Recorded data
————————

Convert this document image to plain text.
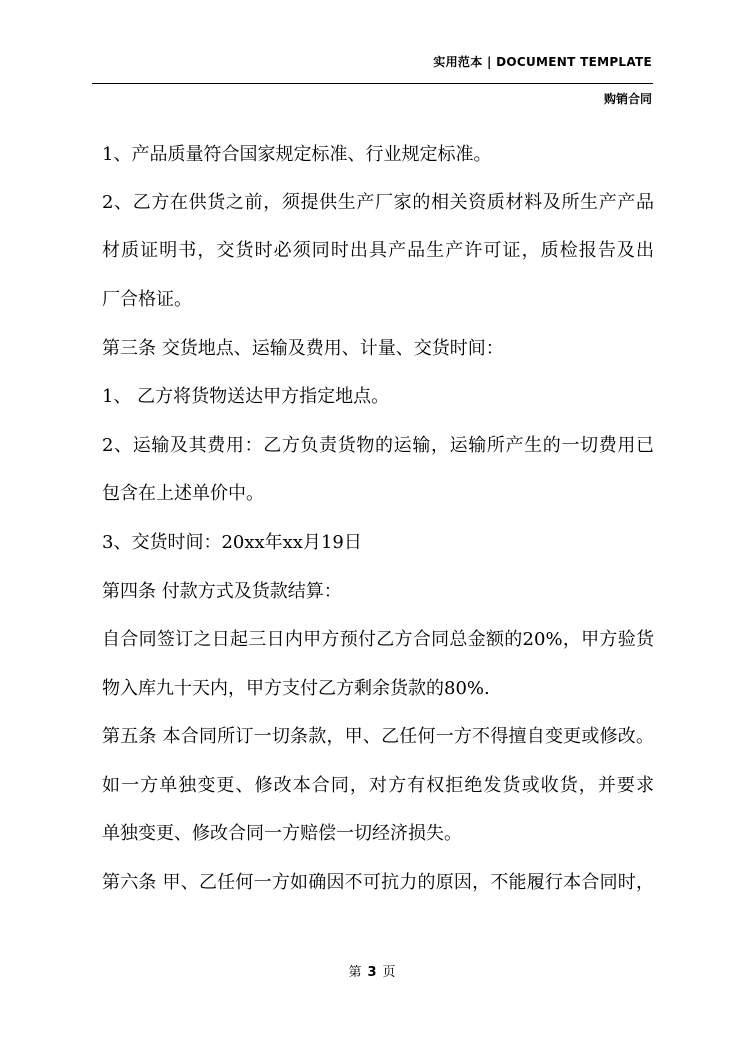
实用范本 | DOCUMENT TEMPLATE
购销合同
1、产品质量符合国家规定标准、行业规定标准。
2、乙方在供货之前，须提供生产厂家的相关资质材料及所生产产品
材质证明书，交货时必须同时出具产品生产许可证，质检报告及出
厂合格证。
第三条 交货地点、运输及费用、计量、交货时间：
1、 乙方将货物送达甲方指定地点。
2、运输及其费用：乙方负责货物的运输，运输所产生的一切费用已
包含在上述单价中。
3、交货时间：20xx年xx月19日
第四条 付款方式及货款结算：
自合同签订之日起三日内甲方预付乙方合同总金额的20%，甲方验货
物入库九十天内，甲方支付乙方剩余货款的80%.
第五条 本合同所订一切条款，甲、乙任何一方不得擅自变更或修改。
如一方单独变更、修改本合同，对方有权拒绝发货或收货，并要求
单独变更、修改合同一方赔偿一切经济损失。
第六条 甲、乙任何一方如确因不可抗力的原因，不能履行本合同时，
第 3 页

————————

SET EXERCISE:
Scan the records above, count the lines with "交货时间" in them, and give only the number.

RESULT OF THIS EXERCISE:
2